_Work required_.
Gather from the listing below each line that includes the word "screenshot", and copy it.

-------- Information given --------

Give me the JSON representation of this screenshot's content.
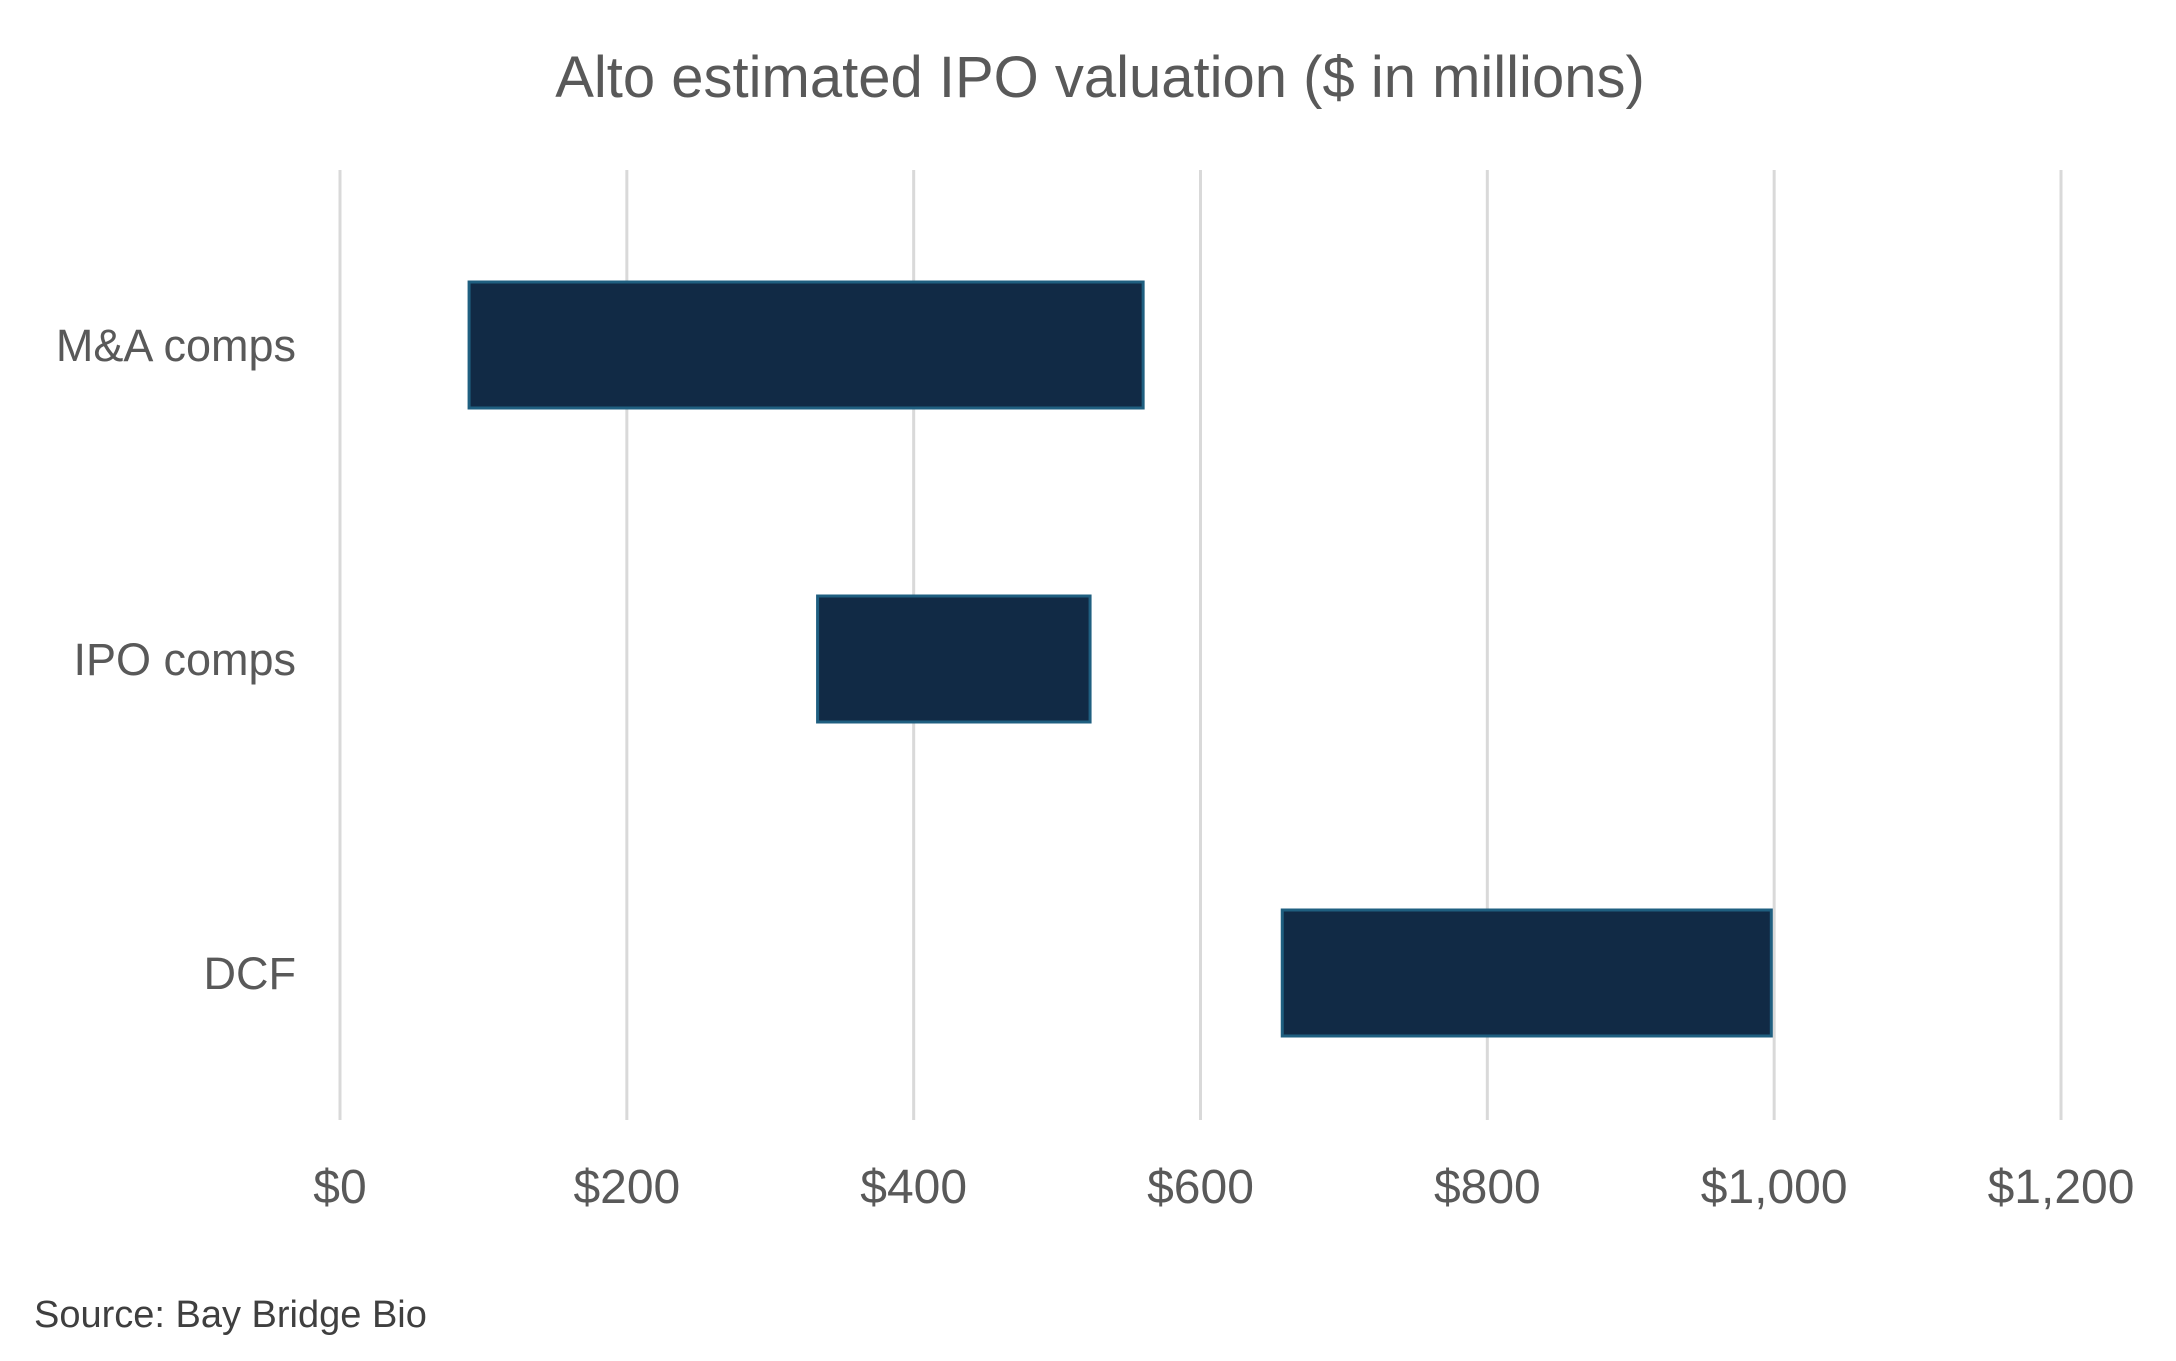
{
  "chart_data": {
    "type": "bar",
    "orientation": "horizontal",
    "subtype": "floating-range",
    "title": "Alto estimated IPO valuation ($ in millions)",
    "xlabel": "",
    "ylabel": "",
    "categories": [
      "M&A comps",
      "IPO comps",
      "DCF"
    ],
    "ranges": [
      {
        "category": "M&A comps",
        "low": 90,
        "high": 560
      },
      {
        "category": "IPO comps",
        "low": 333,
        "high": 523
      },
      {
        "category": "DCF",
        "low": 657,
        "high": 998
      }
    ],
    "xlim": [
      0,
      1200
    ],
    "x_ticks": [
      0,
      200,
      400,
      600,
      800,
      1000,
      1200
    ],
    "x_tick_labels": [
      "$0",
      "$200",
      "$400",
      "$600",
      "$800",
      "$1,000",
      "$1,200"
    ],
    "grid": "vertical",
    "legend": "none",
    "colors": {
      "bar_fill": "#112a45",
      "bar_stroke": "#1f5f80",
      "grid": "#d9d9d9",
      "text": "#595959"
    },
    "source": "Source: Bay Bridge Bio"
  }
}
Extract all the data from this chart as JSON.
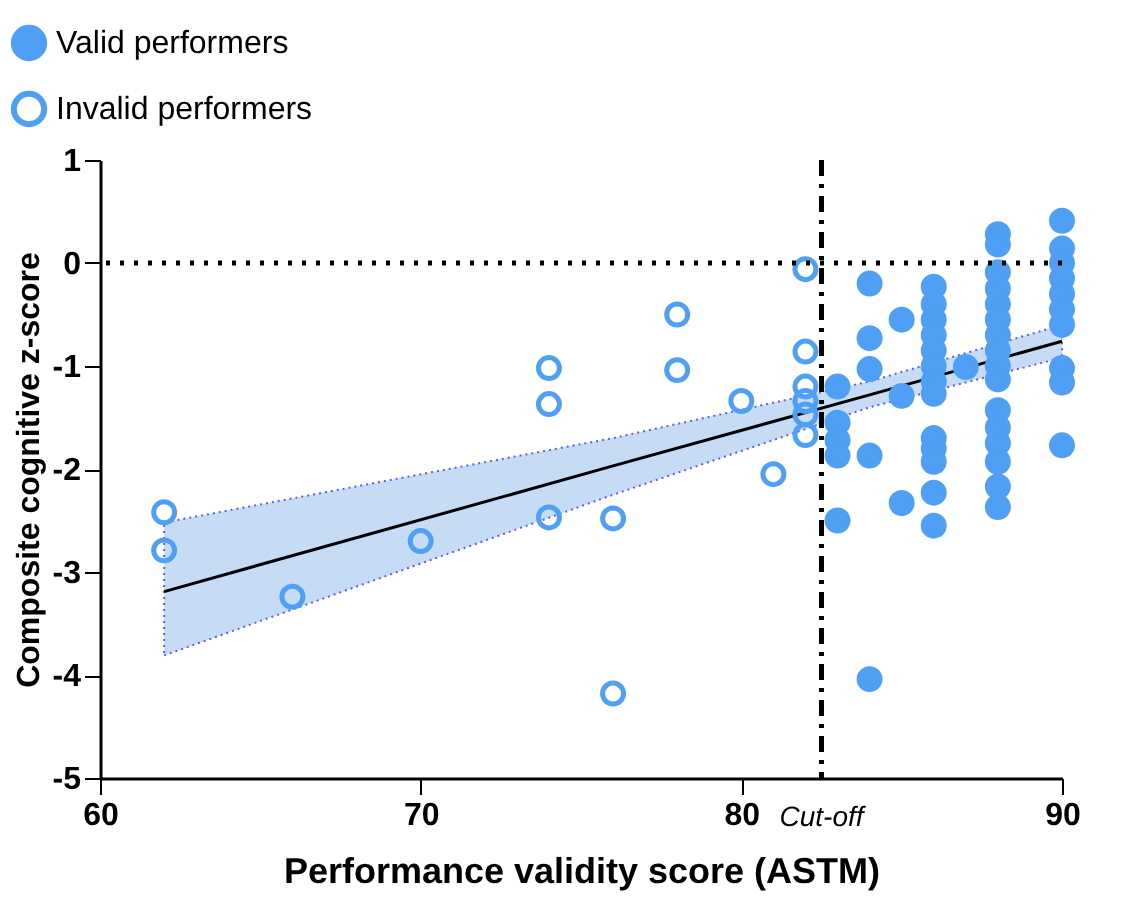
{
  "chart_data": {
    "type": "scatter",
    "xlabel": "Performance validity score (ASTM)",
    "ylabel": "Composite cognitive z-score",
    "xlim": [
      60,
      90
    ],
    "xticks": [
      60,
      70,
      80,
      90
    ],
    "ylim": [
      -5,
      1
    ],
    "yticks": [
      -5,
      -4,
      -3,
      -2,
      -1,
      0,
      1
    ],
    "grid": false,
    "legend": "top left",
    "ref_lines": [
      {
        "axis": "y",
        "value": 0,
        "line_style": "dotted",
        "color": "#000000"
      },
      {
        "axis": "x",
        "value": 82.5,
        "label": "Cut-off",
        "line_style": "dashdot",
        "color": "#000000"
      }
    ],
    "series": [
      {
        "name": "Valid performers",
        "color": "#4f9ff5",
        "marker": "circle",
        "x": [
          83,
          83,
          83,
          83,
          83,
          84,
          84,
          84,
          84,
          84,
          85,
          85,
          85,
          86,
          86,
          86,
          86,
          86,
          86,
          86,
          86,
          86,
          86,
          86,
          86,
          86,
          87,
          88,
          88,
          88,
          88,
          88,
          88,
          88,
          88,
          88,
          88,
          88,
          88,
          88,
          88,
          88,
          88,
          90,
          90,
          90,
          90,
          90,
          90,
          90,
          90,
          90,
          90
        ],
        "values": [
          -1.2,
          -1.55,
          -1.72,
          -1.87,
          -2.5,
          -0.2,
          -0.73,
          -1.03,
          -1.87,
          -4.04,
          -0.55,
          -1.29,
          -2.33,
          -0.23,
          -0.4,
          -0.55,
          -0.7,
          -0.85,
          -1.0,
          -1.15,
          -1.27,
          -1.7,
          -1.8,
          -1.93,
          -2.23,
          -2.55,
          -1.01,
          0.28,
          0.18,
          -0.09,
          -0.25,
          -0.4,
          -0.55,
          -0.7,
          -0.85,
          -1.0,
          -1.13,
          -1.43,
          -1.6,
          -1.75,
          -1.93,
          -2.17,
          -2.37,
          0.41,
          0.14,
          0.0,
          -0.15,
          -0.3,
          -0.45,
          -0.6,
          -1.02,
          -1.16,
          -1.77
        ]
      },
      {
        "name": "Invalid performers",
        "color": "#4f9ff5",
        "marker": "circle",
        "x": [
          62,
          62,
          66,
          70,
          74,
          74,
          74,
          76,
          76,
          78,
          78,
          80,
          81,
          82,
          82,
          82,
          82,
          82,
          82
        ],
        "values": [
          -2.42,
          -2.79,
          -3.24,
          -2.7,
          -1.02,
          -1.37,
          -2.47,
          -4.18,
          -2.48,
          -0.5,
          -1.04,
          -1.34,
          -2.05,
          -0.06,
          -0.86,
          -1.2,
          -1.34,
          -1.47,
          -1.67
        ]
      },
      {
        "type": "line",
        "color": "#000000",
        "x": [
          62,
          76,
          84,
          90
        ],
        "values": [
          -3.19,
          -1.97,
          -1.28,
          -0.76
        ],
        "lower": [
          -3.81,
          -2.25,
          -1.4,
          -0.92
        ],
        "upper": [
          -2.52,
          -1.7,
          -1.15,
          -0.6
        ]
      }
    ]
  }
}
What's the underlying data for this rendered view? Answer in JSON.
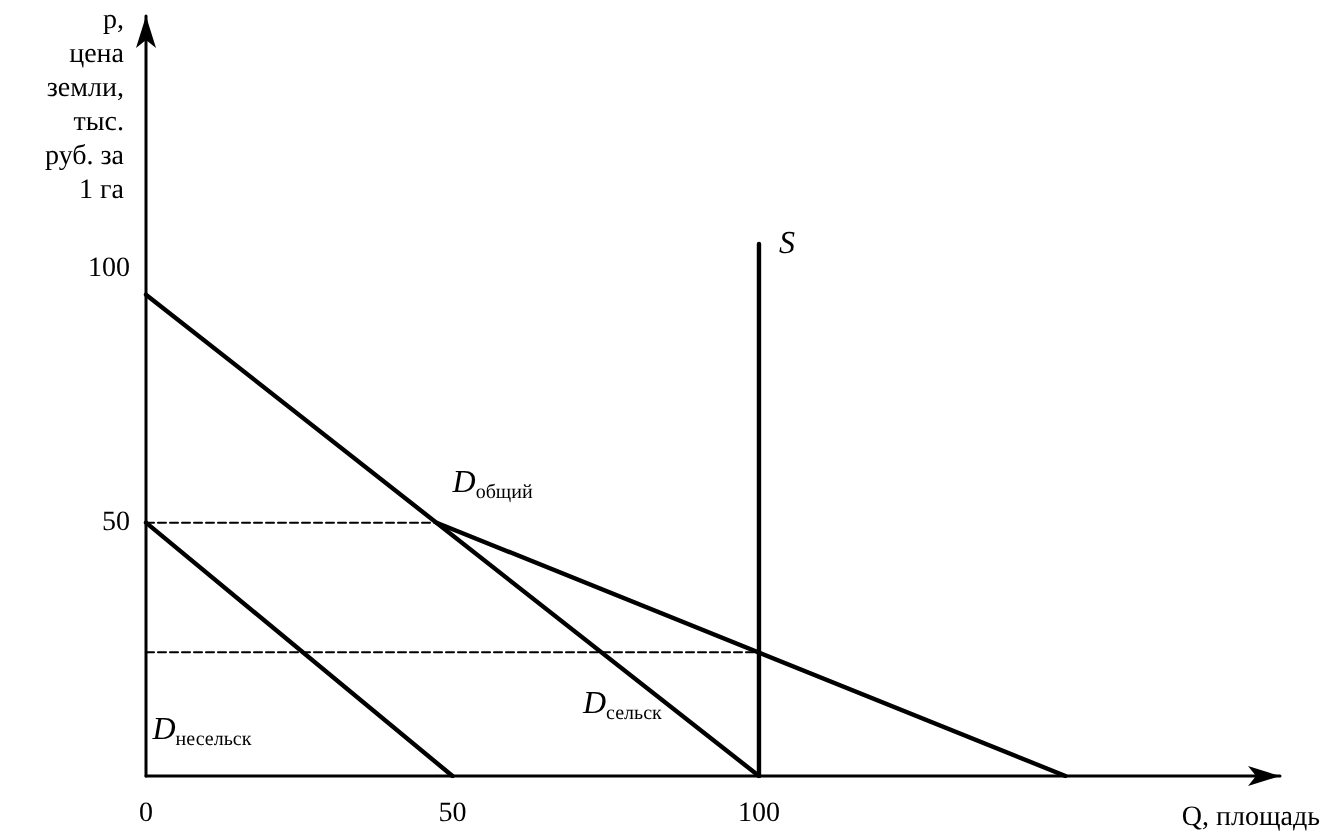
{
  "chart_data": {
    "type": "line",
    "xlabel": "Q, площадь",
    "ylabel": "p,\nцена\nземли,\nтыс.\nруб. за\n1 га",
    "xlim": [
      0,
      185
    ],
    "ylim": [
      0,
      150
    ],
    "xticks": [
      0,
      50,
      100
    ],
    "yticks": [
      50,
      100
    ],
    "grid": false,
    "legend": false,
    "marker": "none",
    "series": [
      {
        "name": "S",
        "color": "#000000",
        "x": [
          100,
          100
        ],
        "values": [
          0,
          105
        ]
      },
      {
        "name": "D$_{общий}$",
        "color": "#000000",
        "x": [
          47.4,
          150
        ],
        "values": [
          50,
          0
        ]
      },
      {
        "name": "D$_{сельск}$",
        "color": "#000000",
        "x": [
          0,
          100
        ],
        "values": [
          95,
          0
        ]
      },
      {
        "name": "D$_{несельск}$",
        "color": "#000000",
        "x": [
          0,
          50
        ],
        "values": [
          50,
          0
        ]
      },
      {
        "color": "#000000",
        "line_style": "dashed",
        "x": [
          0,
          47.4
        ],
        "values": [
          50,
          50
        ]
      },
      {
        "color": "#000000",
        "line_style": "dashed",
        "x": [
          0,
          100
        ],
        "values": [
          24.4,
          24.4
        ]
      }
    ]
  }
}
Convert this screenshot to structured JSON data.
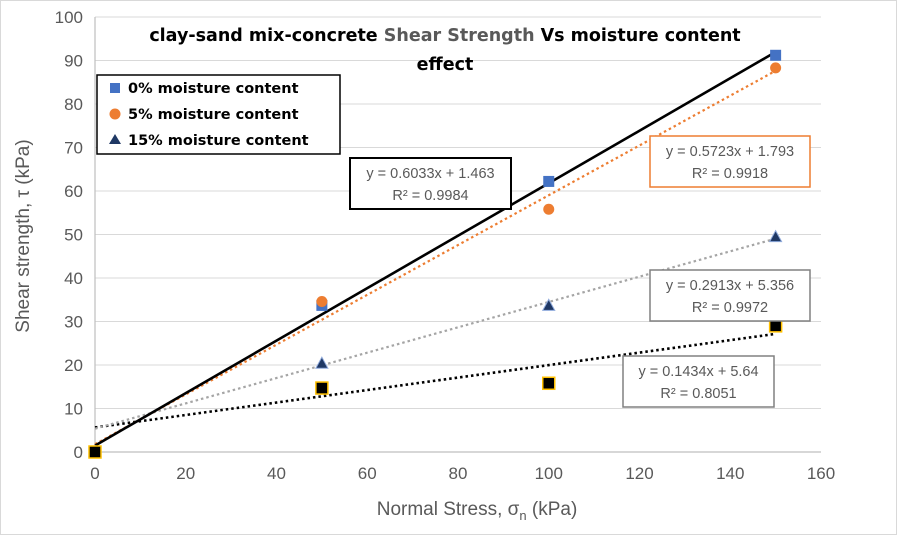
{
  "chart_data": {
    "type": "scatter",
    "title": {
      "line1_prefix": "clay-sand mix-concrete ",
      "line1_highlight": "Shear Strength",
      "line1_suffix": " Vs moisture content",
      "line2": "effect"
    },
    "xlabel": "Normal Stress, σn (kPa)",
    "xlabel_parts": {
      "main": "Normal Stress, σ",
      "sub": "n",
      "unit": " (kPa)"
    },
    "ylabel": "Shear strength, τ (kPa)",
    "xlim": [
      0,
      160
    ],
    "ylim": [
      0,
      100
    ],
    "x_ticks": [
      0,
      20,
      40,
      60,
      80,
      100,
      120,
      140,
      160
    ],
    "y_ticks": [
      0,
      10,
      20,
      30,
      40,
      50,
      60,
      70,
      80,
      90,
      100
    ],
    "grid": true,
    "legend_position": "top-left",
    "series": [
      {
        "name": "0% moisture content",
        "marker": "square",
        "color": "#4472C4",
        "x": [
          0,
          50,
          100,
          150
        ],
        "y": [
          0,
          33.7,
          62.2,
          91.2
        ],
        "trendline": {
          "slope": 0.6033,
          "intercept": 1.463,
          "style": "solid",
          "color": "#000000"
        },
        "equation": "y = 0.6033x + 1.463",
        "r2": "R² = 0.9984",
        "equation_box_color": "#000000"
      },
      {
        "name": "5% moisture content",
        "marker": "circle",
        "color": "#ED7D31",
        "x": [
          0,
          50,
          100,
          150
        ],
        "y": [
          0,
          34.6,
          55.8,
          88.3
        ],
        "trendline": {
          "slope": 0.5723,
          "intercept": 1.793,
          "style": "dotted",
          "color": "#ED7D31"
        },
        "equation": "y = 0.5723x + 1.793",
        "r2": "R² = 0.9918",
        "equation_box_color": "#ED7D31"
      },
      {
        "name": "15% moisture content",
        "marker": "triangle",
        "color": "#1F3864",
        "x": [
          0,
          50,
          100,
          150
        ],
        "y": [
          0,
          20.3,
          33.6,
          49.4
        ],
        "trendline": {
          "slope": 0.2913,
          "intercept": 5.356,
          "style": "dotted",
          "color": "#A5A5A5"
        },
        "equation": "y = 0.2913x + 5.356",
        "r2": "R² = 0.9972",
        "equation_box_color": "#808080"
      },
      {
        "marker": "square-black-gold",
        "color": "#000000",
        "x": [
          0,
          50,
          100,
          150
        ],
        "y": [
          0,
          14.7,
          15.8,
          29.0
        ],
        "trendline": {
          "slope": 0.1434,
          "intercept": 5.64,
          "style": "dotted",
          "color": "#000000"
        },
        "equation": "y = 0.1434x + 5.64",
        "r2": "R² = 0.8051",
        "equation_box_color": "#808080"
      }
    ]
  }
}
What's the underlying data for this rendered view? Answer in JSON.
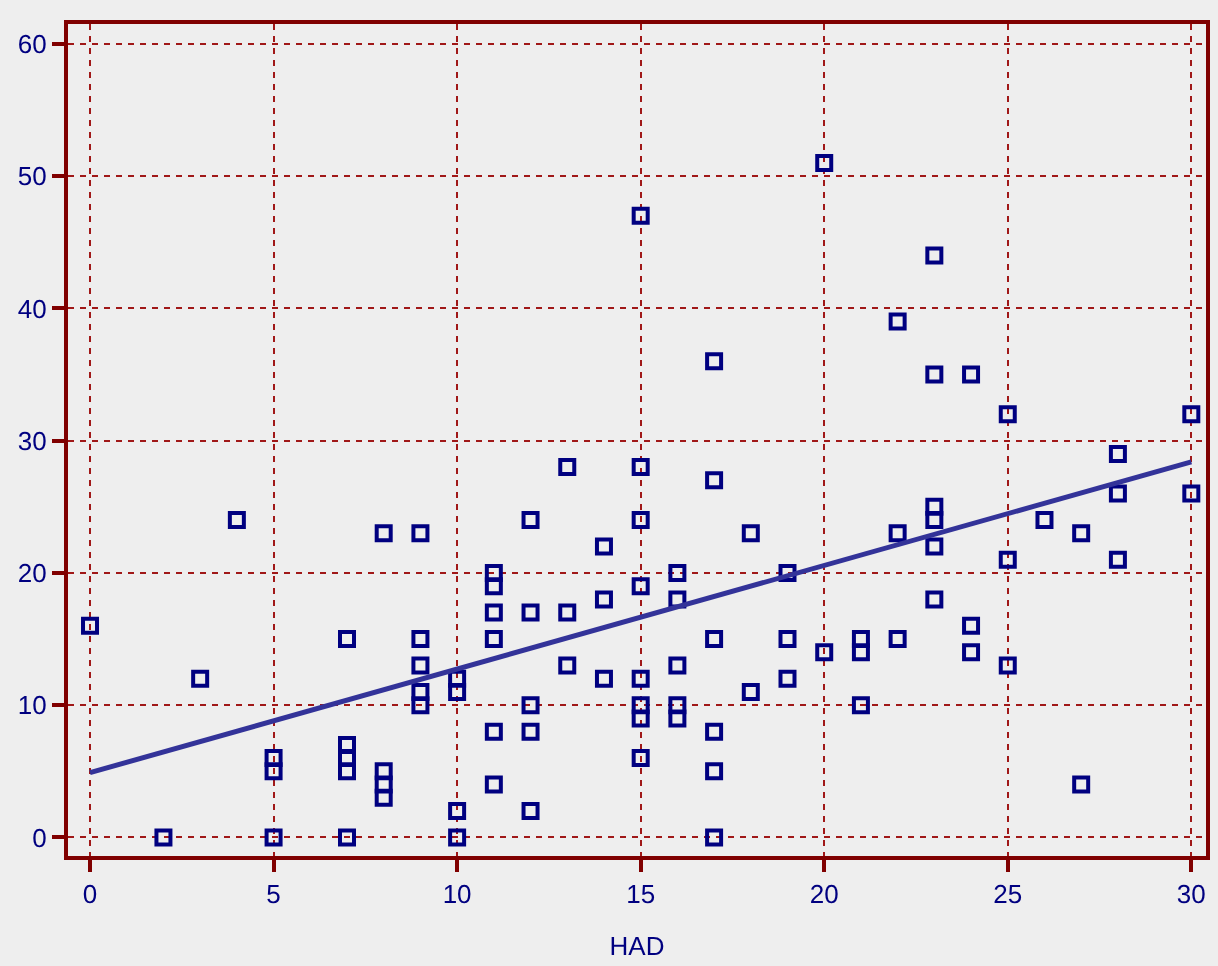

--------

_Task output_.
Give me the JSON representation of this screenshot's content.
Convert this screenshot to structured JSON data.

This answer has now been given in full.